__PROVIDED PASSAGE__.
------------------------------------------------------------------------

Whenever an exception is thrown,
all of the logic within the stored procedures is rolled back.
>> Mm-hm.
>> And this can be really nice for doing some validation.
So an example is if I've already created that review document in
the function above, let's say now I wanna update the product document
and I couldn't find it.
Rather than having this dangling review document, I can now just roll
this back and say, hey, ignore everything I've done in here, I'm
gonna fail this, I wanna roll back because of this validation check.
>> And to make sure I get the language right, and
people understand as well.
When we say roll back, it's as if it never happened.
These aren't compensating transactions, right?
>> Right, right.
>> If I'm adding something like if I'm doing finance,
if I'm transferring money- >> Mm-hm.
>> And that fails, it's like it never happened at all.
It's not that it failed and
then I transferred it back with a compensating transaction.
>> That's correct.
So at the beginning of the execution in the stored procedure,
what we do is we actually take a snapshot of your database.
>> Mm.
>> And then at the end of, when it completes,
let's say you don't wanna fail it or roll it back,
you don't throw an exception- >> Mm-hm.
>> What we do is we apply all of those mutations all at once at
the end of the execution.
So that's the equivalent to a commit.
>> Very cool.
>> Yeah.
Now, some things to also note about this in terms of just best
I have seen a lot of folks if you're coming from let's say
a Java background like I came from or .NET background.
You might not be used to the control flow of JavaScript, and
JavaScript, I mean really embraces async operations, right?
And so one of the main things to point out, I think
if you're new to JavaScript and new to writing stored procedures,
is make sure that when you do the control flow for
the script, make sure that you line it up in call backs.
Don't fire a bunch of async operations all at once.
>> Mm-hm.
If you're bounding your CPU, then those async operations will
just fly away and then eventually you'll just slap them down and
you won't know whether they happened or not?
>> Right. So it'd be very hard to control
the IO and understand what's going on.
So in this case if you wanna perform this IO sequentially,
you'll want to make sure that you follow the call back convention.
>> Mm-hm.
>> As a matter of chance,
since this is implemented actually on ChakraCore.
>> ChakraCore, the open source JavaScript library that we use.
>> Yes.
The JavaScript runtime that we use.
We have full ES6 compatibility so should you wanna use premises or
something else to alter the control for
any of the other ES6 functionality.
Which I think is really awesome in the JavaScript world.
We do have that available, and one of the other cool things
about this is our JavaScript runtime isn't just for stored procedures,
we gave you transaction semantics around triggers.
So if you wanna apply let's say a JavaScript script attached to
a crowd operation, and this might be updating let's say a metadata
document and you want to have that happen transactionally.
>> Mm-hm.
>> Or if you wanna do user defined functions and
augment our query language, we also let you use the JS Runtime for that.
So, an example is in the product catalog I had a bunch of documents
which had a weight.
Those weights were in grams.
And let's say I wanna present back to the user in a product
listing page.
>> Mm-hm.

------------------------------------------------------------------------

__INFORMATION PROVIDED__.

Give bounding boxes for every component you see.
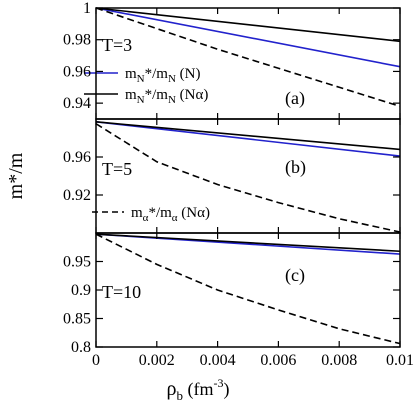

------------------------------------------------------------------------

__EXERCISE DESCRIPTION__.
List each thing the conversation says the JavaScript runtime can be used for.

__OUTPUT FOR THIS EXERCISE__.
- Stored procedures
- Triggers
- User defined functions